Items from a dataset

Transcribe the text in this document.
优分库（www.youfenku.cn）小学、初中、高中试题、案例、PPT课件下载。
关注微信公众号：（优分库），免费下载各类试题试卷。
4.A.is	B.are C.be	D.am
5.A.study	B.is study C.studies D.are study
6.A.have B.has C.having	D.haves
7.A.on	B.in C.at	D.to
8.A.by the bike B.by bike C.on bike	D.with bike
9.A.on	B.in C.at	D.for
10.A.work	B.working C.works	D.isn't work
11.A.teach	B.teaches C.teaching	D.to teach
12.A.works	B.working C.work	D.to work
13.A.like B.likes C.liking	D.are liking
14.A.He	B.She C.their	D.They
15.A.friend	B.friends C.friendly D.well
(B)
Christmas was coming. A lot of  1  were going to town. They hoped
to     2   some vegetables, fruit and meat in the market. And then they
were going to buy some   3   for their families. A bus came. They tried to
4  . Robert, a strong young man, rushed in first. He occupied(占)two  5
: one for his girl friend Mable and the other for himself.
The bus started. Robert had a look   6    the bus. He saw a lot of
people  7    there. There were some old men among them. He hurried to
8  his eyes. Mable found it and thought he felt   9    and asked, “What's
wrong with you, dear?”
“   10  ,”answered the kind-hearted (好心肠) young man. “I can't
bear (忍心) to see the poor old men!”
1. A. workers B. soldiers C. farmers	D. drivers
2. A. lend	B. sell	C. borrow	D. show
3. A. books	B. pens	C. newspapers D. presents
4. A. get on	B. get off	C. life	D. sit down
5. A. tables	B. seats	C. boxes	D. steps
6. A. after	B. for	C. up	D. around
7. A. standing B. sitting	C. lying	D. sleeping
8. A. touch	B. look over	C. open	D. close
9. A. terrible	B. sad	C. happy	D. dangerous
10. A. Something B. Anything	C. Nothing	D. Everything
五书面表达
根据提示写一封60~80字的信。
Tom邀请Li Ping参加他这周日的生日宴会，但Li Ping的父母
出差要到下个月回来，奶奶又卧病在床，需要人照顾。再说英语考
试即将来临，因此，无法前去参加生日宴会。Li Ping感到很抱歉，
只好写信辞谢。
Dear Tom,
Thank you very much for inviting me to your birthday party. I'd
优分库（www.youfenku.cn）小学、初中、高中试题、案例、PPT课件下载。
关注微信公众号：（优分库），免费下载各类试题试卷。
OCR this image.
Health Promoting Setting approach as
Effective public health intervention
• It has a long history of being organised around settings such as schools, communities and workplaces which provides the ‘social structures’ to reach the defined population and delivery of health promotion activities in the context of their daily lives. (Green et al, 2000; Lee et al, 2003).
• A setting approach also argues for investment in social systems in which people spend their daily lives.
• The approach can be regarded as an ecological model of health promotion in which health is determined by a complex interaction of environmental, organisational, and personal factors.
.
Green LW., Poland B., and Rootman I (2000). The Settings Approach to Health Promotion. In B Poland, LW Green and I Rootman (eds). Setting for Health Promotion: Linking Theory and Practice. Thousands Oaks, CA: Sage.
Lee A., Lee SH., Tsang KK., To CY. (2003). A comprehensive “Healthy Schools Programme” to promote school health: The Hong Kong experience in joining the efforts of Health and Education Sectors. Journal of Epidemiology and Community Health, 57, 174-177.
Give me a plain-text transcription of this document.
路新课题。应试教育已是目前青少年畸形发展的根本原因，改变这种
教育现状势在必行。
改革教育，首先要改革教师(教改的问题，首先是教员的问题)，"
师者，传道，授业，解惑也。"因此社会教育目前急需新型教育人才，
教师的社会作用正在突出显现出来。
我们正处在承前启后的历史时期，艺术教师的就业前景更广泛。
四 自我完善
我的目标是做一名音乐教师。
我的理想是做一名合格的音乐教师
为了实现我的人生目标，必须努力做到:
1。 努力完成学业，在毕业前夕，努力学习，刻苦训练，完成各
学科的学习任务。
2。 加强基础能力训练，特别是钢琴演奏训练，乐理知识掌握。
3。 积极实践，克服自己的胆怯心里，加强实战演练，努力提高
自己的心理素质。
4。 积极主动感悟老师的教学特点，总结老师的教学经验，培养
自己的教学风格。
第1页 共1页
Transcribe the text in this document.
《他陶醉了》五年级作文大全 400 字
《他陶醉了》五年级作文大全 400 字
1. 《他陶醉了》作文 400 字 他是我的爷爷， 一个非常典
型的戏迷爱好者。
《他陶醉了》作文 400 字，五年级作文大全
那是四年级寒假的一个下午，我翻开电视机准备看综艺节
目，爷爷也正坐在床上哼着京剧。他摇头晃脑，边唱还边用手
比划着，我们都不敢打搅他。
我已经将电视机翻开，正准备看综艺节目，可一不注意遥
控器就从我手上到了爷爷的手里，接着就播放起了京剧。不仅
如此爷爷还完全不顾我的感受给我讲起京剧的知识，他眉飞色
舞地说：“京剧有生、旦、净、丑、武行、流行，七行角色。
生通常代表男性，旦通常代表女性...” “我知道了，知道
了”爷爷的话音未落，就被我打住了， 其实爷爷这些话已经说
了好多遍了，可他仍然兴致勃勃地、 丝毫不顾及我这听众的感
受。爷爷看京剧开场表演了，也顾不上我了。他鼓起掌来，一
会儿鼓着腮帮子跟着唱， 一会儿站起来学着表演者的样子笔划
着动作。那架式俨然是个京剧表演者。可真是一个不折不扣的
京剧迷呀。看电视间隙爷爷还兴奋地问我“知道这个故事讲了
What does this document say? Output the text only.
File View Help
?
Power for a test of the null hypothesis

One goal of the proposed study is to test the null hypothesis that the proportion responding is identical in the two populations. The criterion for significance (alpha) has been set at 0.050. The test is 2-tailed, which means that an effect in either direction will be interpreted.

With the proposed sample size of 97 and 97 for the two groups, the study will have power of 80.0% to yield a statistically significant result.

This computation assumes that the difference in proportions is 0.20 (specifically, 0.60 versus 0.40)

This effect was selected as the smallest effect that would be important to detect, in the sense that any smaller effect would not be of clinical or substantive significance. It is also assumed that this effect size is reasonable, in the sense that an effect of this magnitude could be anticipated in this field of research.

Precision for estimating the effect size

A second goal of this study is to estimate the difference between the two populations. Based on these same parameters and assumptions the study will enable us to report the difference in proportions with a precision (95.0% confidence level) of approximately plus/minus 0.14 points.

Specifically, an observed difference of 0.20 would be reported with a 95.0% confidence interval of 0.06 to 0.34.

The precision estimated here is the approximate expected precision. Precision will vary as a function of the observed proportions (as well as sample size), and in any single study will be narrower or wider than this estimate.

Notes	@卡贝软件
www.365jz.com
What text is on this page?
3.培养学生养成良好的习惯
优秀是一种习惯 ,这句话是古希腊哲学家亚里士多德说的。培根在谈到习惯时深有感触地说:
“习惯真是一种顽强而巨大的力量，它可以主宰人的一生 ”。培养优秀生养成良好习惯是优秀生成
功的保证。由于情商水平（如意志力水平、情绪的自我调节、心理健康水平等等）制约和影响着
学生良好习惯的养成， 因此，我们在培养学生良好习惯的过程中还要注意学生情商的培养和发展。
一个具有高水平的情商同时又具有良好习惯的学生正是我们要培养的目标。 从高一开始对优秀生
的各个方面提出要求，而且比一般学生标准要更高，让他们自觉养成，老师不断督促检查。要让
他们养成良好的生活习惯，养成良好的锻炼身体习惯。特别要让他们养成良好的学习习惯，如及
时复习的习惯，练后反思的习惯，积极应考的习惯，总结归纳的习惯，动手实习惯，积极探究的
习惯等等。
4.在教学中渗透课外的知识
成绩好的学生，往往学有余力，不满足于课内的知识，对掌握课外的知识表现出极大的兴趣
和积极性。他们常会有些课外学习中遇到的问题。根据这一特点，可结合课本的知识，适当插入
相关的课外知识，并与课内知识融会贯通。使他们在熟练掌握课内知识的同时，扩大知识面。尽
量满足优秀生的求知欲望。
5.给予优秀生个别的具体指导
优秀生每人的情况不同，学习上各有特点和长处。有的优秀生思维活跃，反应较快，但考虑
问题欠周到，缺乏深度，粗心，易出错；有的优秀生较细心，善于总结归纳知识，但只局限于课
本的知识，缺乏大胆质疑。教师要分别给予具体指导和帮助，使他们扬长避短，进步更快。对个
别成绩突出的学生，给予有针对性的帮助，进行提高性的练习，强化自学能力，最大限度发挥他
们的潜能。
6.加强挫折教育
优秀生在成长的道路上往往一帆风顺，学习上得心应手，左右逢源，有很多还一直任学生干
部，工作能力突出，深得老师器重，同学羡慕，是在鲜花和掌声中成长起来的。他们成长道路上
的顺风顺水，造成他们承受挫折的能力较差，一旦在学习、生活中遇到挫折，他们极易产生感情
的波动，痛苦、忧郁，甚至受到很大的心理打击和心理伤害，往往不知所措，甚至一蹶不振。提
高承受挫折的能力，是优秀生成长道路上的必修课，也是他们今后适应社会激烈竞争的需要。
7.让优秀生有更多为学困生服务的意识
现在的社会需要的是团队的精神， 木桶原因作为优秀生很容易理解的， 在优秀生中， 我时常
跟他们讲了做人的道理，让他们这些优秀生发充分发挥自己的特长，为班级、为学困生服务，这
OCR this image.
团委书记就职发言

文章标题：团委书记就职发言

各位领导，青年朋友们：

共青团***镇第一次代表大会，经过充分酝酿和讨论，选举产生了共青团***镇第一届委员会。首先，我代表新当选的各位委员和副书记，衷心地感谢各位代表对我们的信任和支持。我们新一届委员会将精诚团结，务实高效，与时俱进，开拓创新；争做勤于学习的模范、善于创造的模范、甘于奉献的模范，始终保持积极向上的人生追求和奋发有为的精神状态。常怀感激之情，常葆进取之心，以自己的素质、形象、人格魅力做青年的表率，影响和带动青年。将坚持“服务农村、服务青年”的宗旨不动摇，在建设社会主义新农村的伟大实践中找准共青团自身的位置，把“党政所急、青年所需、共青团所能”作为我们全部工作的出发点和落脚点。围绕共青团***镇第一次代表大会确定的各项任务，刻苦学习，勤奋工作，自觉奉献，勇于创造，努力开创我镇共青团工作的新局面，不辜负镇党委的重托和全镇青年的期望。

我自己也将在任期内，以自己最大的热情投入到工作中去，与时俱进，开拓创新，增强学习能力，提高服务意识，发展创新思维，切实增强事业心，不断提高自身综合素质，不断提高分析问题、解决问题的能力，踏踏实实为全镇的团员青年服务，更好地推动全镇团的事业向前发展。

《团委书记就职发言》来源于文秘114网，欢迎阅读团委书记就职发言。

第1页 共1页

▸ **Given problem**
Using the listing above, show each line holding the string "Robert".

▸ **Response to the exercise**
4  . Robert, a strong young man, rushed in first. He occupied(占)two  5
The bus started. Robert had a look   6    the bus. He saw a lot of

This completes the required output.